** Start SUPPLIED RECORDS **
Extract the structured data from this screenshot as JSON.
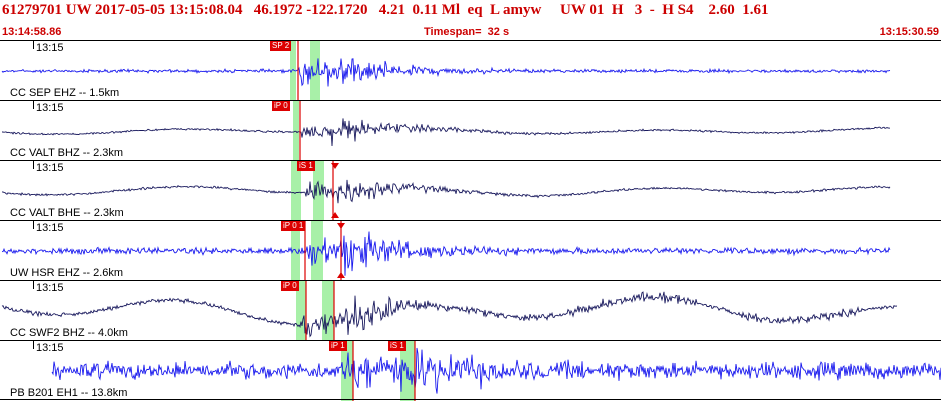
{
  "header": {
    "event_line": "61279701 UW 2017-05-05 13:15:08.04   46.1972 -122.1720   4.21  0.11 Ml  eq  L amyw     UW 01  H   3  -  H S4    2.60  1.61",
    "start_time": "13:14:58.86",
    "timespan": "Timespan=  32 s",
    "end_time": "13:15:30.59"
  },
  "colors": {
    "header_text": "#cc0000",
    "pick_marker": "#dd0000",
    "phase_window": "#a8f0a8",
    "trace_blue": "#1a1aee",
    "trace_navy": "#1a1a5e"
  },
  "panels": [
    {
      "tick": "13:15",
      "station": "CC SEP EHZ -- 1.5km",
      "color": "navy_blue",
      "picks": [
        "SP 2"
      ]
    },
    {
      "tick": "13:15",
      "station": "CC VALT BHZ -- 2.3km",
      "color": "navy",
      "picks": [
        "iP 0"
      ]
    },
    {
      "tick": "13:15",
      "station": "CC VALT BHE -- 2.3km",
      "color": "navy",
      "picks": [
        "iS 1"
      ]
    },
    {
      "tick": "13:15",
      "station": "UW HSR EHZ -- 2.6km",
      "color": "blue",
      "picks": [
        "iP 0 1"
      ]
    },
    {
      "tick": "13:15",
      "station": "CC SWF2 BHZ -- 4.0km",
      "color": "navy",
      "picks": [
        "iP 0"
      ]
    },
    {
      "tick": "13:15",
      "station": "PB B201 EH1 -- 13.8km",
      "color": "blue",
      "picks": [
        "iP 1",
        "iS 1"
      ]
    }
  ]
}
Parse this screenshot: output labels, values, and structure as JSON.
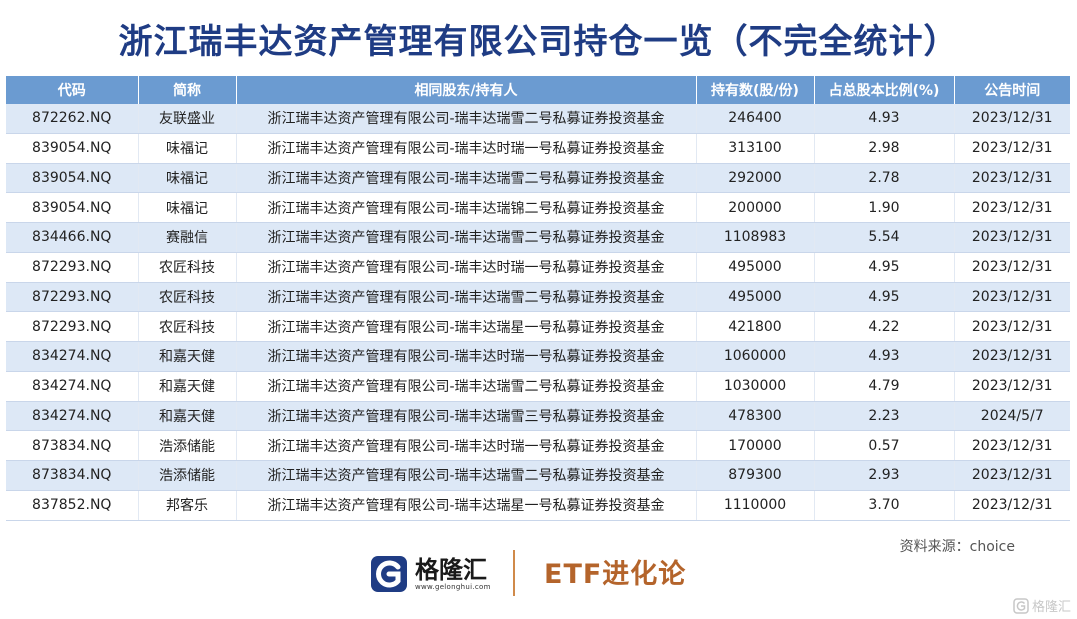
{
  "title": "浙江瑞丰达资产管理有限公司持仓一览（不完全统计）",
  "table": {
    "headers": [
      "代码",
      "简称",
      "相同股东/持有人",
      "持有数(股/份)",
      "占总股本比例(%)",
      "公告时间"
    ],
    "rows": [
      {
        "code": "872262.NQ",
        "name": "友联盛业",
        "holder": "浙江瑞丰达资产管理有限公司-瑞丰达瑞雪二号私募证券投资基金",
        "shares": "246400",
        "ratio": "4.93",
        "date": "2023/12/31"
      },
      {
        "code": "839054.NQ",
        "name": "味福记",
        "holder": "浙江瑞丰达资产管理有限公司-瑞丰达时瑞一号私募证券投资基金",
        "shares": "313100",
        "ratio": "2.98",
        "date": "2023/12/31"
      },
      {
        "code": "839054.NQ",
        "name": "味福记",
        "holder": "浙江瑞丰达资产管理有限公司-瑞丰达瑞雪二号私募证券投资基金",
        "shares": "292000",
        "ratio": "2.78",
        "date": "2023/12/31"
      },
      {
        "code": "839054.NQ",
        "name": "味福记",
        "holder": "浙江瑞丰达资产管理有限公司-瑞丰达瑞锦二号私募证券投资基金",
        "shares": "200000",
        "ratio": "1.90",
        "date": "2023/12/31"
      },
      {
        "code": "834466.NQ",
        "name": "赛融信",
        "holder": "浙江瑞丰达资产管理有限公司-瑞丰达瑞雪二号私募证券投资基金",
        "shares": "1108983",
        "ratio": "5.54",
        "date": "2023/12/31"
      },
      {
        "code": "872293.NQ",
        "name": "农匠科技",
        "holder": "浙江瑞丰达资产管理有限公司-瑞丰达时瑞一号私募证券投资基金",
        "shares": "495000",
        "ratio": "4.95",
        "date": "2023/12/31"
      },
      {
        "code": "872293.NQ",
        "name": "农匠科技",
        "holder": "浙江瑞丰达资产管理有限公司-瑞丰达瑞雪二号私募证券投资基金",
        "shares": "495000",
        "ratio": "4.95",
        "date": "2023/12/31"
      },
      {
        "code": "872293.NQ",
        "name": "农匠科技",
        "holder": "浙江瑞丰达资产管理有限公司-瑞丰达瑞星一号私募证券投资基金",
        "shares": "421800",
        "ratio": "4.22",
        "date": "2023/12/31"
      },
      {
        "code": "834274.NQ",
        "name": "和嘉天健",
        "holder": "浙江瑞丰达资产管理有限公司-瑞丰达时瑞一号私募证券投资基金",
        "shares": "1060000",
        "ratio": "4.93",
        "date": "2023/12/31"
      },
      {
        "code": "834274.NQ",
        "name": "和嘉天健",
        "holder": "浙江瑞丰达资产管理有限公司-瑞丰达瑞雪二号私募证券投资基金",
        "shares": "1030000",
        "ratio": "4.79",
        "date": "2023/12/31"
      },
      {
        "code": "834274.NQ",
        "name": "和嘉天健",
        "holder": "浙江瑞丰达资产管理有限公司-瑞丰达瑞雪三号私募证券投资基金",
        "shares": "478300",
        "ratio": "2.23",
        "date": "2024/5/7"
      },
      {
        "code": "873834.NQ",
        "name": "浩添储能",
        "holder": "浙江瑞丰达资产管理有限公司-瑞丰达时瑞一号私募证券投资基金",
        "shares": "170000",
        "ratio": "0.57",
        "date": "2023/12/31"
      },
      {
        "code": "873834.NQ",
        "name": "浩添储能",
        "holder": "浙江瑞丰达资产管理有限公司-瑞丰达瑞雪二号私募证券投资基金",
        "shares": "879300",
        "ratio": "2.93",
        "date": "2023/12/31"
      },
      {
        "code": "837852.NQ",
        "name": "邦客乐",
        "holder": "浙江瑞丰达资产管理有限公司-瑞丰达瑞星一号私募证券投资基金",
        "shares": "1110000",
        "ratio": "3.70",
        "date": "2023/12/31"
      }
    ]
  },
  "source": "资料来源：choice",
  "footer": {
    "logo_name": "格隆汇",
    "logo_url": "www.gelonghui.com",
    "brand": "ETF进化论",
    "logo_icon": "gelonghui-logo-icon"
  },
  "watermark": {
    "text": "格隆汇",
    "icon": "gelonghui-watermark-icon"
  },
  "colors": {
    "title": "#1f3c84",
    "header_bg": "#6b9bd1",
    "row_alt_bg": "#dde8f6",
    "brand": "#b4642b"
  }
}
** End SUPPLIED RECORDS **
** Start SUPPLIED RECORDS **
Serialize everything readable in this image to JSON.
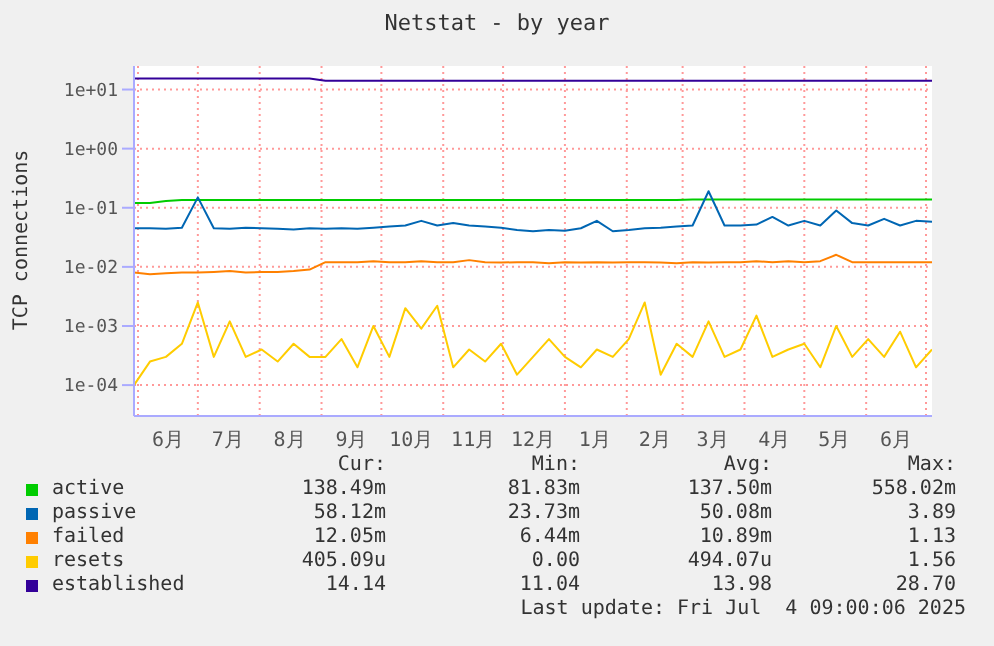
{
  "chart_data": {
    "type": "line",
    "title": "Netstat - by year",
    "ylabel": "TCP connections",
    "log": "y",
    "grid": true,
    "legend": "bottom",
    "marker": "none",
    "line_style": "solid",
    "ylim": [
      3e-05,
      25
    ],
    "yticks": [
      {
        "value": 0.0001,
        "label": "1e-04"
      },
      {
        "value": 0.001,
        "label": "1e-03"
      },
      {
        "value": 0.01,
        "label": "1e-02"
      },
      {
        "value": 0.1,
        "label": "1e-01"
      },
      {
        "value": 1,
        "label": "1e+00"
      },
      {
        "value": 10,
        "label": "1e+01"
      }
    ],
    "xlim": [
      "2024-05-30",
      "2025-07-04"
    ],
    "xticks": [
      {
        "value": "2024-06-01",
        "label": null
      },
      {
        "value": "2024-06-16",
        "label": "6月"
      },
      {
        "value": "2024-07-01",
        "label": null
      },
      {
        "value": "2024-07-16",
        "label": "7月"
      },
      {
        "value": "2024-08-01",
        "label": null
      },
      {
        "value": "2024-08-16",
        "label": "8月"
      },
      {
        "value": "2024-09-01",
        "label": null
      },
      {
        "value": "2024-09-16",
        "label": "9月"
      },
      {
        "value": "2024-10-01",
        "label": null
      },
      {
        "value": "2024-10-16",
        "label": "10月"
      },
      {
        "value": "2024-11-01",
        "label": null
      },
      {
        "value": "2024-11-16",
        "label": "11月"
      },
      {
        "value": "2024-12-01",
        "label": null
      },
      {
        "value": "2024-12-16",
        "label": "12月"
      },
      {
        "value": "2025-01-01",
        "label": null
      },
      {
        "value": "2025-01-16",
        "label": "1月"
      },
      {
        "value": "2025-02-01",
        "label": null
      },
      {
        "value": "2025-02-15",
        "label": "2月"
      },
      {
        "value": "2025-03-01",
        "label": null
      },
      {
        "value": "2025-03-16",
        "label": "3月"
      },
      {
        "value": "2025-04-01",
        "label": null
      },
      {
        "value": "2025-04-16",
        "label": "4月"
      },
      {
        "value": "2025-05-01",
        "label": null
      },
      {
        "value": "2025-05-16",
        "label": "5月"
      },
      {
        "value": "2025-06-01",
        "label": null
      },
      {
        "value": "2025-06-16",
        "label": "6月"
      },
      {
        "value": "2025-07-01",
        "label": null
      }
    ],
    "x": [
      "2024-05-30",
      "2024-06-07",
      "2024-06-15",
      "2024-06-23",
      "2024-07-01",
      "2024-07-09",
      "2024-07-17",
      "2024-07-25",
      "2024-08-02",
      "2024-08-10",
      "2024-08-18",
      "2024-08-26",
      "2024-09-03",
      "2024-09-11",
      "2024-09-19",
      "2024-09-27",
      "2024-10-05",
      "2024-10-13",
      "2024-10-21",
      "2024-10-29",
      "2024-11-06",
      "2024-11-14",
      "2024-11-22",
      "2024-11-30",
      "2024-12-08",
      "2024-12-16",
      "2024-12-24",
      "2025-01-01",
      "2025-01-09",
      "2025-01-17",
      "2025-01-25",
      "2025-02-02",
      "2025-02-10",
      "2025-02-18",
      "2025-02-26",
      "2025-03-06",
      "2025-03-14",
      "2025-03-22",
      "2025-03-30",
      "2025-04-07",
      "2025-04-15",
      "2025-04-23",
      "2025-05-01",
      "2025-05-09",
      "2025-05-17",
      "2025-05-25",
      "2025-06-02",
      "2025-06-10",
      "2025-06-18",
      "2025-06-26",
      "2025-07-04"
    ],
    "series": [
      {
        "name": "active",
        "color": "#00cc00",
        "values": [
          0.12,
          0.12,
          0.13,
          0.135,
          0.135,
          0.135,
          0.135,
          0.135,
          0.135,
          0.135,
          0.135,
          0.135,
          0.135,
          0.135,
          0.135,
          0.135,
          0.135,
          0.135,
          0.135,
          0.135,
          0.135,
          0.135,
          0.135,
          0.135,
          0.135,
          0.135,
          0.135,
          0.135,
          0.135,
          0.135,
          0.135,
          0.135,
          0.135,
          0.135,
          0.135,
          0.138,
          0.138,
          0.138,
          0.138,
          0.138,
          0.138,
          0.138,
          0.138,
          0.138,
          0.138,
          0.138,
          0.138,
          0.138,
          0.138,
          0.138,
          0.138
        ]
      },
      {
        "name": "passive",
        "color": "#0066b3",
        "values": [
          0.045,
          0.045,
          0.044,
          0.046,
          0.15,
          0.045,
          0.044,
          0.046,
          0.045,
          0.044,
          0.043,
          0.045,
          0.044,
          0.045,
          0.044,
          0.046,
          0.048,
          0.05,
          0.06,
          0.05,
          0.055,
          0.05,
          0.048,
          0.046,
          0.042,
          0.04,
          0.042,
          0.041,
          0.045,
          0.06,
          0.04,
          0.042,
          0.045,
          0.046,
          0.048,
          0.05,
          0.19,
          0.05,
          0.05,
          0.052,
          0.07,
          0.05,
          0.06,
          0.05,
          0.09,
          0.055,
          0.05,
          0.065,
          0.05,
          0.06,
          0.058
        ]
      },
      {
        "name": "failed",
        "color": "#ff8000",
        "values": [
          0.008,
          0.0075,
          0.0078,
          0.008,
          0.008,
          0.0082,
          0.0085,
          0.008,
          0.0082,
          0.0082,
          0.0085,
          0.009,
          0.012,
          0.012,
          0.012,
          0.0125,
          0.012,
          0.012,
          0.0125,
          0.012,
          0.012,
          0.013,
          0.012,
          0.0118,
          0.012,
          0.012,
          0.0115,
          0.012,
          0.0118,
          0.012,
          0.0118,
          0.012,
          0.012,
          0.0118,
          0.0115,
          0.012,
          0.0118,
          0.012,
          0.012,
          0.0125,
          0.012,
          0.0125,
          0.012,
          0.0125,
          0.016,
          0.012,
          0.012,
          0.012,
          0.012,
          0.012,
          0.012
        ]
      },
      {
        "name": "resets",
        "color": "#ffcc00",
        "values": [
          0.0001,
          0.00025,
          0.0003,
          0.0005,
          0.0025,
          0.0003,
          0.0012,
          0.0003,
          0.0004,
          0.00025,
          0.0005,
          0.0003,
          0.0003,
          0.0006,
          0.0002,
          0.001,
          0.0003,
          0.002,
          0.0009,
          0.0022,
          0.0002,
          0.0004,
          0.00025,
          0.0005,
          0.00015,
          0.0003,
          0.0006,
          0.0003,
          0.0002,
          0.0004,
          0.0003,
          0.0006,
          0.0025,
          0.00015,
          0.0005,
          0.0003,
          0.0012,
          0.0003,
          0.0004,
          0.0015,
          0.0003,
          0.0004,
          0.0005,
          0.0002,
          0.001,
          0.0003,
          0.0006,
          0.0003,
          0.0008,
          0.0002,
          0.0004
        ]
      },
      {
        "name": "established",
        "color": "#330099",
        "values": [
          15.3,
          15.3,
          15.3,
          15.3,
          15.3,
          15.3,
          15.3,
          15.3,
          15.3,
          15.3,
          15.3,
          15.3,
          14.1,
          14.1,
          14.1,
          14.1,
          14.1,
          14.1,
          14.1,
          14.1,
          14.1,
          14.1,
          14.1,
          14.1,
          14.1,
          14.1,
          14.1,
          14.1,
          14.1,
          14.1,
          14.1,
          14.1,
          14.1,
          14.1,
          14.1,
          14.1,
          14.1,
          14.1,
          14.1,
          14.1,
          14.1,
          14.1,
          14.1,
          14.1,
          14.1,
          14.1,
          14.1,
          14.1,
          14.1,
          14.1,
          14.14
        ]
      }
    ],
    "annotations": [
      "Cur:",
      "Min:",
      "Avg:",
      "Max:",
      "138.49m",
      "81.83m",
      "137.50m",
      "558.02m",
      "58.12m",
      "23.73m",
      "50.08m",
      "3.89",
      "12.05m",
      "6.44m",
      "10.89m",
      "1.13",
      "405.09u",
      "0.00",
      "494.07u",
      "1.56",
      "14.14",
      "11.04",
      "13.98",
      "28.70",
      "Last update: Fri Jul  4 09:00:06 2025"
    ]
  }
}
** End SUPPLIED RECORDS **
INSTRUCTIONS TO FOLLOW: Look above for lines with the word "VALT" and copy them all.

SOLVED PROBLEM:
      "station": "CC VALT BHZ -- 2.3km",
      "station": "CC VALT BHE -- 2.3km",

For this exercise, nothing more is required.